● Given exercise 1
Update the rows from the line containing "nav-item-options[interactable]: Options —" down through the line containing "hw-row-scsi-controller[interactable]: SCSI Controller", replacing "pve01-test" with "pve03-test" and leaving everything else unchanged. Return only those rows.
____ Extract
Peak Oil is the point at which the total world oil production reaches its high point and finally starts to decline… We at last have some pretty convincing data to indicate that world oil production probably peaked forever in the summer of 2008… — From Part 1.
By Roger Baker / The Rag Blog / April 13, 2009
[This is the second installment of a two-part series on Peak Oil by Rag Blog contributor Roger Baker. “The Reality of ‘Peak Oil,’ Part 1,” can be found here.]
Assuming that world oil production has indeed already peaked, how should we best respond to that situation?
Most typical US citizens, who are also aware of the global warming problem, when asked to consider this issue would probably prescribe a crash program of building alternative energy infrastructure like wind and solar energy supplies, and plug-in electric vehicles. Maybe they would suggest various home energy conservation techniques and more local food production. Perhaps they would advocate policies meant to encourage compact development and end urban sprawl surrounding major US metro areas, or a return to energy-efficient rail transportation.
Who, knowing our situation, would not applaud such policies as progress? We need to do all that as fast as we can do it. The problem is that once we start crunching the numbers we will start to see that if these policies are to be very effective, they need to be implemented more than a decade in advance of peak oil. Which peak is probably here already.
The problem is that we now lack the time to restructure very much of our unusually oil-addictive US national economy toward better energy efficiency. The energy crunch is thus likely to hit us much harder, and to force widespread involuntary conservation. That won’t make anyone very happy.
________
____ Provided records
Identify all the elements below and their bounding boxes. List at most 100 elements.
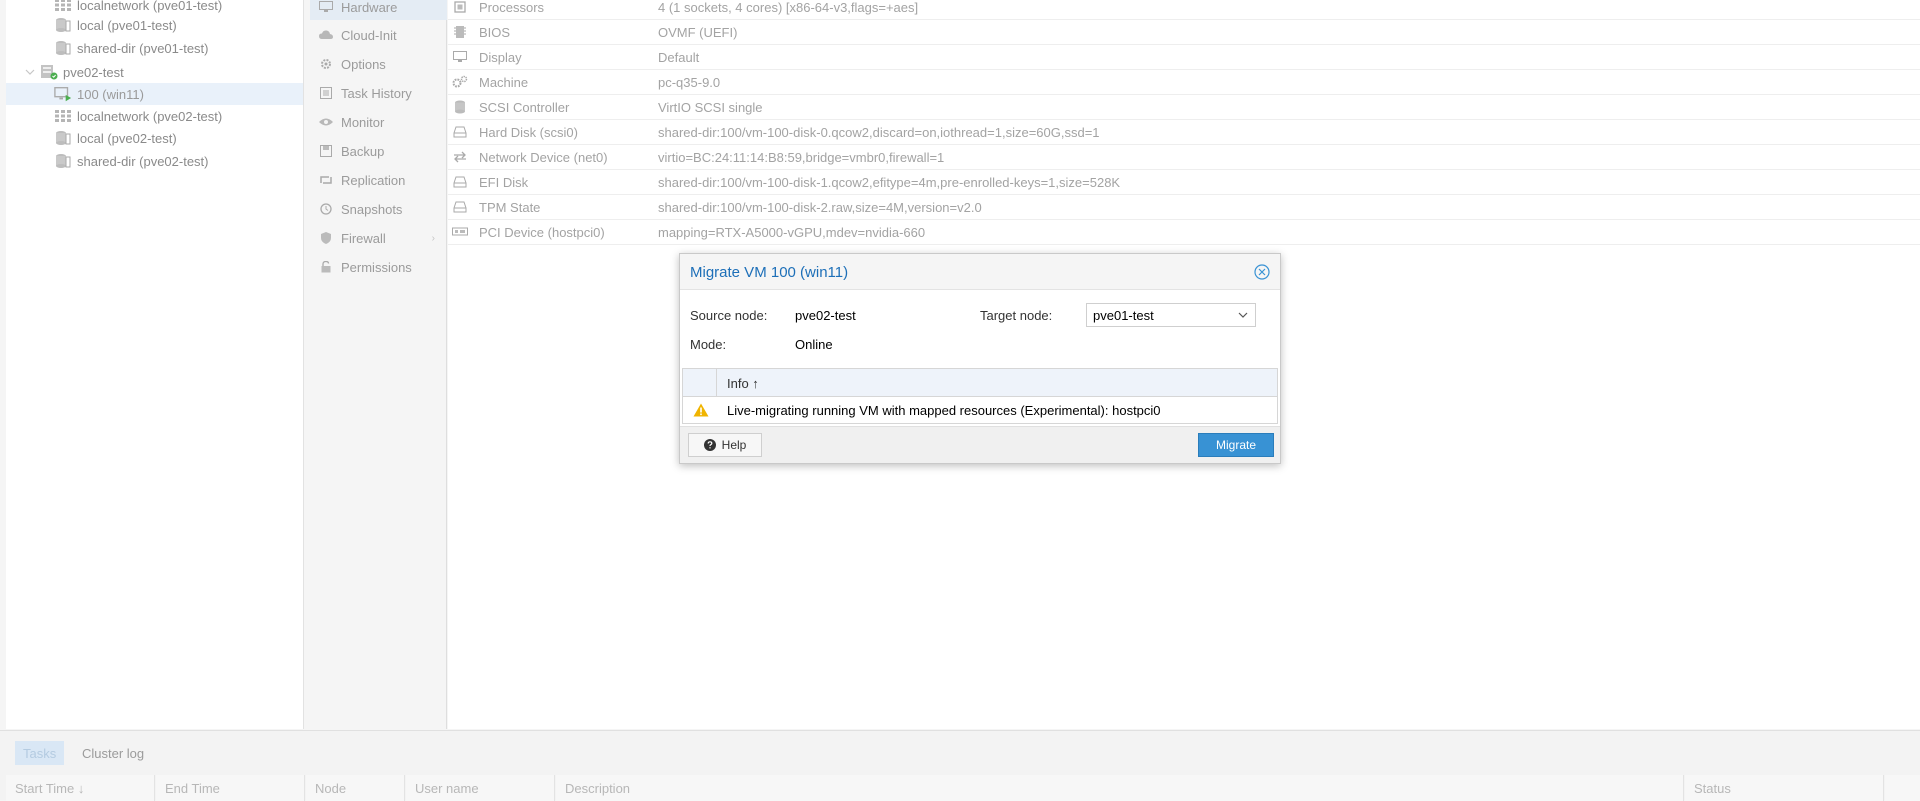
nav-item-options[interactable]: Options — [310, 51, 447, 77]
hw-value: virtio=BC:24:11:14:B8:59,bridge=vmbr0,fi… — [658, 149, 945, 165]
tab-cluster-log[interactable]: Cluster log — [74, 741, 152, 765]
hw-value: shared-dir:100/vm-100-disk-1.qcow2,efity… — [658, 174, 1121, 190]
target-node-select[interactable]: pve01-test — [1086, 303, 1256, 327]
storage-icon — [54, 153, 72, 169]
hw-name: Machine — [479, 74, 529, 90]
info-grid-header: Info ↑ — [683, 369, 1277, 397]
tree-item-label: local (pve01-test) — [77, 17, 177, 33]
close-icon[interactable] — [1254, 264, 1270, 280]
dialog-header[interactable]: Migrate VM 100 (win11) — [680, 254, 1280, 290]
chevron-down-icon[interactable] — [24, 66, 36, 78]
info-row[interactable]: Live-migrating running VM with mapped re… — [683, 397, 1277, 423]
hw-row-bios[interactable]: BIOS OVMF (UEFI) — [448, 20, 1920, 45]
column-header-description[interactable]: Description — [556, 775, 1684, 801]
tree-item-shared-dir-pve01[interactable]: shared-dir (pve01-test) — [6, 37, 303, 59]
tree-item-node-pve02[interactable]: pve02-test — [6, 61, 303, 83]
nav-item-label: Firewall — [341, 230, 386, 246]
column-header-end-time[interactable]: End Time — [156, 775, 305, 801]
monitor-icon — [319, 0, 333, 14]
source-node-label: Source node: — [690, 308, 768, 323]
chevron-down-icon[interactable] — [1237, 309, 1249, 321]
chevron-right-icon[interactable]: › — [432, 233, 435, 244]
hw-row-network-device[interactable]: Network Device (net0) virtio=BC:24:11:14… — [448, 145, 1920, 170]
tree-item-label: local (pve02-test) — [77, 130, 177, 146]
tree-item-label: shared-dir (pve01-test) — [77, 40, 209, 56]
hw-name: Network Device (net0) — [479, 149, 608, 165]
column-header-user-name[interactable]: User name — [406, 775, 555, 801]
nav-item-label: Task History — [341, 85, 412, 101]
hw-row-scsi-controller[interactable]: SCSI Controller VirtIO SCSI single — [448, 95, 1920, 120]
server-icon — [40, 64, 58, 80]
column-header-info[interactable]: Info ↑ — [727, 376, 759, 391]
tree-item-local-pve01[interactable]: local (pve01-test) — [6, 14, 303, 36]
nav-item-hardware[interactable]: Hardware — [310, 0, 447, 20]
resource-tree: localnetwork (pve01-test) local (pve01-t… — [6, 0, 304, 729]
hw-name: EFI Disk — [479, 174, 529, 190]
tree-item-local-pve02[interactable]: local (pve02-test) — [6, 127, 303, 149]
hw-row-processors[interactable]: Processors 4 (1 sockets, 4 cores) [x86-6… — [448, 0, 1920, 20]
nav-item-firewall[interactable]: Firewall › — [310, 225, 447, 251]
hw-value: VirtIO SCSI single — [658, 99, 763, 115]
tree-item-label: pve02-test — [63, 64, 124, 80]
column-header-node[interactable]: Node — [306, 775, 405, 801]
column-header-start-time[interactable]: Start Time ↓ — [6, 775, 155, 801]
nav-item-cloud-init[interactable]: Cloud-Init — [310, 22, 447, 48]
info-message: Live-migrating running VM with mapped re… — [727, 403, 1161, 418]
exchange-icon — [452, 149, 468, 165]
nav-item-label: Cloud-Init — [341, 27, 397, 43]
database-icon — [452, 99, 468, 115]
vm-config-nav: Hardware Cloud-Init Options Task History… — [310, 0, 447, 729]
hw-row-tpm-state[interactable]: TPM State shared-dir:100/vm-100-disk-2.r… — [448, 195, 1920, 220]
migrate-button[interactable]: Migrate — [1198, 433, 1274, 457]
dialog-title: Migrate VM 100 (win11) — [690, 264, 849, 281]
tree-item-label: shared-dir (pve02-test) — [77, 153, 209, 169]
hw-row-efi-disk[interactable]: EFI Disk shared-dir:100/vm-100-disk-1.qc… — [448, 170, 1920, 195]
hw-row-pci-device[interactable]: PCI Device (hostpci0) mapping=RTX-A5000-… — [448, 220, 1920, 245]
column-header-status[interactable]: Status — [1685, 775, 1884, 801]
hw-row-display[interactable]: Display Default — [448, 45, 1920, 70]
tree-item-label: 100 (win11) — [77, 86, 144, 102]
hw-value: shared-dir:100/vm-100-disk-0.qcow2,disca… — [658, 124, 1100, 140]
nav-item-backup[interactable]: Backup — [310, 138, 447, 164]
help-button-label: Help — [721, 438, 747, 452]
unlock-icon — [319, 260, 333, 274]
desktop-icon — [452, 49, 468, 65]
nav-item-replication[interactable]: Replication — [310, 167, 447, 193]
hw-value: OVMF (UEFI) — [658, 24, 738, 40]
network-grid-icon — [54, 108, 72, 124]
nav-item-snapshots[interactable]: Snapshots — [310, 196, 447, 222]
nav-item-permissions[interactable]: Permissions — [310, 254, 447, 280]
target-node-label: Target node: — [980, 308, 1053, 323]
cloud-icon — [319, 28, 333, 42]
tree-item-vm-100[interactable]: 100 (win11) — [6, 83, 303, 105]
storage-icon — [54, 130, 72, 146]
cpu-icon — [452, 0, 468, 15]
question-circle-icon — [703, 439, 716, 451]
cogs-icon — [452, 74, 468, 90]
hw-value: mapping=RTX-A5000-vGPU,mdev=nvidia-660 — [658, 224, 926, 240]
nav-item-label: Permissions — [341, 259, 412, 275]
vm-running-icon — [54, 86, 72, 102]
help-button[interactable]: Help — [688, 433, 762, 457]
hdd-icon — [452, 174, 468, 190]
source-node-value: pve02-test — [795, 308, 856, 323]
hw-value: Default — [658, 49, 700, 65]
hw-name: Hard Disk (scsi0) — [479, 124, 578, 140]
hw-row-hard-disk[interactable]: Hard Disk (scsi0) shared-dir:100/vm-100-… — [448, 120, 1920, 145]
tree-item-label: localnetwork (pve01-test) — [77, 0, 223, 13]
hw-name: BIOS — [479, 24, 511, 40]
tree-item-localnetwork-pve02[interactable]: localnetwork (pve02-test) — [6, 105, 303, 127]
nav-item-monitor[interactable]: Monitor — [310, 109, 447, 135]
tree-item-shared-dir-pve02[interactable]: shared-dir (pve02-test) — [6, 150, 303, 172]
storage-icon — [54, 40, 72, 56]
tab-tasks[interactable]: Tasks — [15, 741, 65, 765]
tree-item-label: localnetwork (pve02-test) — [77, 108, 223, 124]
hw-name: Display — [479, 49, 522, 65]
hw-value: pc-q35-9.0 — [658, 74, 721, 90]
nav-item-task-history[interactable]: Task History — [310, 80, 447, 106]
mode-label: Mode: — [690, 337, 727, 352]
microchip-icon — [452, 24, 468, 40]
hw-name: TPM State — [479, 199, 541, 215]
hw-row-machine[interactable]: Machine pc-q35-9.0 — [448, 70, 1920, 95]
hdd-icon — [452, 199, 468, 215]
________
● Given exercise 2
According to the Peak Oil article, why is the energy crunch likely to hit the US much harder and force widespread involuntary conservation?

● Task solution 1
nav-item-options[interactable]: Options — [310, 51, 447, 77]
hw-value: virtio=BC:24:11:14:B8:59,bridge=vmbr0,fi… — [658, 149, 945, 165]
tab-cluster-log[interactable]: Cluster log — [74, 741, 152, 765]
hw-value: shared-dir:100/vm-100-disk-1.qcow2,efity… — [658, 174, 1121, 190]
target-node-select[interactable]: pve03-test — [1086, 303, 1256, 327]
storage-icon — [54, 153, 72, 169]
hw-name: Machine — [479, 74, 529, 90]
info-grid-header: Info ↑ — [683, 369, 1277, 397]
tree-item-label: local (pve03-test) — [77, 17, 177, 33]
close-icon[interactable] — [1254, 264, 1270, 280]
dialog-header[interactable]: Migrate VM 100 (win11) — [680, 254, 1280, 290]
chevron-down-icon[interactable] — [24, 66, 36, 78]
info-row[interactable]: Live-migrating running VM with mapped re… — [683, 397, 1277, 423]
hw-row-bios[interactable]: BIOS OVMF (UEFI) — [448, 20, 1920, 45]
column-header-description[interactable]: Description — [556, 775, 1684, 801]
tree-item-shared-dir-pve01[interactable]: shared-dir (pve03-test) — [6, 37, 303, 59]
tree-item-node-pve02[interactable]: pve02-test — [6, 61, 303, 83]
nav-item-label: Firewall — [341, 230, 386, 246]
column-header-end-time[interactable]: End Time — [156, 775, 305, 801]
monitor-icon — [319, 0, 333, 14]
source-node-label: Source node: — [690, 308, 768, 323]
chevron-down-icon[interactable] — [1237, 309, 1249, 321]
chevron-right-icon[interactable]: › — [432, 233, 435, 244]
hw-row-network-device[interactable]: Network Device (net0) virtio=BC:24:11:14… — [448, 145, 1920, 170]
tree-item-label: local (pve02-test) — [77, 130, 177, 146]
tree-item-label: shared-dir (pve03-test) — [77, 40, 209, 56]
hw-name: Network Device (net0) — [479, 149, 608, 165]
column-header-user-name[interactable]: User name — [406, 775, 555, 801]
nav-item-label: Task History — [341, 85, 412, 101]
hw-row-scsi-controller[interactable]: SCSI Controller VirtIO SCSI single — [448, 95, 1920, 120]

● Task solution 2
The US now lacks the time to restructure much of its oil-addictive national economy toward better energy efficiency. Policies like alternative energy, compact development and rail would need to be implemented more than a decade before peak oil to be very effective, and that peak is probably here already.